» **Given task**: Repeat exactly each line of the data provided below.

» **Material for the task**:

════════

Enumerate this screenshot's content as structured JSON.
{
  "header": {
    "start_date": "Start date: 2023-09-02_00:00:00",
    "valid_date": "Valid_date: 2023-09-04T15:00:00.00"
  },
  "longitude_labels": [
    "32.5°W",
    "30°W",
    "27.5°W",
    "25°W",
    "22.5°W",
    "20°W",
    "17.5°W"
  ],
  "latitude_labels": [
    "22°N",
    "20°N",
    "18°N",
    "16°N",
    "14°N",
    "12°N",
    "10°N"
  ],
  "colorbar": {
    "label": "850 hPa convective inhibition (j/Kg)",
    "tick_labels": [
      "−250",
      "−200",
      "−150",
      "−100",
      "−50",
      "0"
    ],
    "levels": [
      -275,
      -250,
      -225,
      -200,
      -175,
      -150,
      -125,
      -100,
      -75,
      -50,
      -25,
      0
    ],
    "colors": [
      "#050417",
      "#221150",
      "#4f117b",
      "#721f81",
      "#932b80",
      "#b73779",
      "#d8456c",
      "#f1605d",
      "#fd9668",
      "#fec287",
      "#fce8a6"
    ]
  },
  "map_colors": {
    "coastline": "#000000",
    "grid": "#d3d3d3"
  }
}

════════

» **Solution for this problem**:
Enumerate this screenshot's content as structured JSON.
{
  "header": {
    "start_date": "Start date: 2023-09-02_00:00:00",
    "valid_date": "Valid_date: 2023-09-04T15:00:00.00"
  },
  "longitude_labels": [
    "32.5°W",
    "30°W",
    "27.5°W",
    "25°W",
    "22.5°W",
    "20°W",
    "17.5°W"
  ],
  "latitude_labels": [
    "22°N",
    "20°N",
    "18°N",
    "16°N",
    "14°N",
    "12°N",
    "10°N"
  ],
  "colorbar": {
    "label": "850 hPa convective inhibition (j/Kg)",
    "tick_labels": [
      "−250",
      "−200",
      "−150",
      "−100",
      "−50",
      "0"
    ],
    "levels": [
      -275,
      -250,
      -225,
      -200,
      -175,
      -150,
      -125,
      -100,
      -75,
      -50,
      -25,
      0
    ],
    "colors": [
      "#050417",
      "#221150",
      "#4f117b",
      "#721f81",
      "#932b80",
      "#b73779",
      "#d8456c",
      "#f1605d",
      "#fd9668",
      "#fec287",
      "#fce8a6"
    ]
  },
  "map_colors": {
    "coastline": "#000000",
    "grid": "#d3d3d3"
  }
}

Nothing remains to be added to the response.